## Instructions to follow:
Reproduce all entries word for word.

## Data supplied:
● ● ● ● ● ● ●
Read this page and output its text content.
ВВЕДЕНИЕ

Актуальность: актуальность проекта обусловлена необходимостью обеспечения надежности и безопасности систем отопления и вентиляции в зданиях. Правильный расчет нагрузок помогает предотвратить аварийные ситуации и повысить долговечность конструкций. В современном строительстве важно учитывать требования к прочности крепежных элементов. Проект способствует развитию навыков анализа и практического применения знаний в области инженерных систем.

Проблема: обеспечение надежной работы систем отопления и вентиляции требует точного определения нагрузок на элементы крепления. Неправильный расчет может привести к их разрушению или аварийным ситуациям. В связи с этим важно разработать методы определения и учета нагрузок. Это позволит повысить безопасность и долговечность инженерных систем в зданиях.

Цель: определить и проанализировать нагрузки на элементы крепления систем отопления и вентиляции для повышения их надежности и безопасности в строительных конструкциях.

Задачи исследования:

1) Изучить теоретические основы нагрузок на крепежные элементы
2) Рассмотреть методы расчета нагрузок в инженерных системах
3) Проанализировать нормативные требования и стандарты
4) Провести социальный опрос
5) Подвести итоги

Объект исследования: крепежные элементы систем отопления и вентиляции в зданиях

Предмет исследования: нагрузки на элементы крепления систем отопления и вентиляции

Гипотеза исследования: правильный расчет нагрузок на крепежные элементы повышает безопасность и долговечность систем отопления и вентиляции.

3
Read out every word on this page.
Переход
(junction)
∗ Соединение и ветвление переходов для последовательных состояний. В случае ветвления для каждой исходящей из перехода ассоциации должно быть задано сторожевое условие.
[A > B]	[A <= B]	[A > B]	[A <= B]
● ● ● ● ● ● ●
## Worked answer:
Read this page and output its text content.
ВВЕДЕНИЕ

Актуальность: актуальность проекта обусловлена необходимостью обеспечения надежности и безопасности систем отопления и вентиляции в зданиях. Правильный расчет нагрузок помогает предотвратить аварийные ситуации и повысить долговечность конструкций. В современном строительстве важно учитывать требования к прочности крепежных элементов. Проект способствует развитию навыков анализа и практического применения знаний в области инженерных систем.

Проблема: обеспечение надежной работы систем отопления и вентиляции требует точного определения нагрузок на элементы крепления. Неправильный расчет может привести к их разрушению или аварийным ситуациям. В связи с этим важно разработать методы определения и учета нагрузок. Это позволит повысить безопасность и долговечность инженерных систем в зданиях.

Цель: определить и проанализировать нагрузки на элементы крепления систем отопления и вентиляции для повышения их надежности и безопасности в строительных конструкциях.

Задачи исследования:

1) Изучить теоретические основы нагрузок на крепежные элементы
2) Рассмотреть методы расчета нагрузок в инженерных системах
3) Проанализировать нормативные требования и стандарты
4) Провести социальный опрос
5) Подвести итоги

Объект исследования: крепежные элементы систем отопления и вентиляции в зданиях

Предмет исследования: нагрузки на элементы крепления систем отопления и вентиляции

Гипотеза исследования: правильный расчет нагрузок на крепежные элементы повышает безопасность и долговечность систем отопления и вентиляции.

3
Read out every word on this page.
Переход
(junction)
∗ Соединение и ветвление переходов для последовательных состояний. В случае ветвления для каждой исходящей из перехода ассоциации должно быть задано сторожевое условие.
[A > B]	[A <= B]	[A > B]	[A <= B]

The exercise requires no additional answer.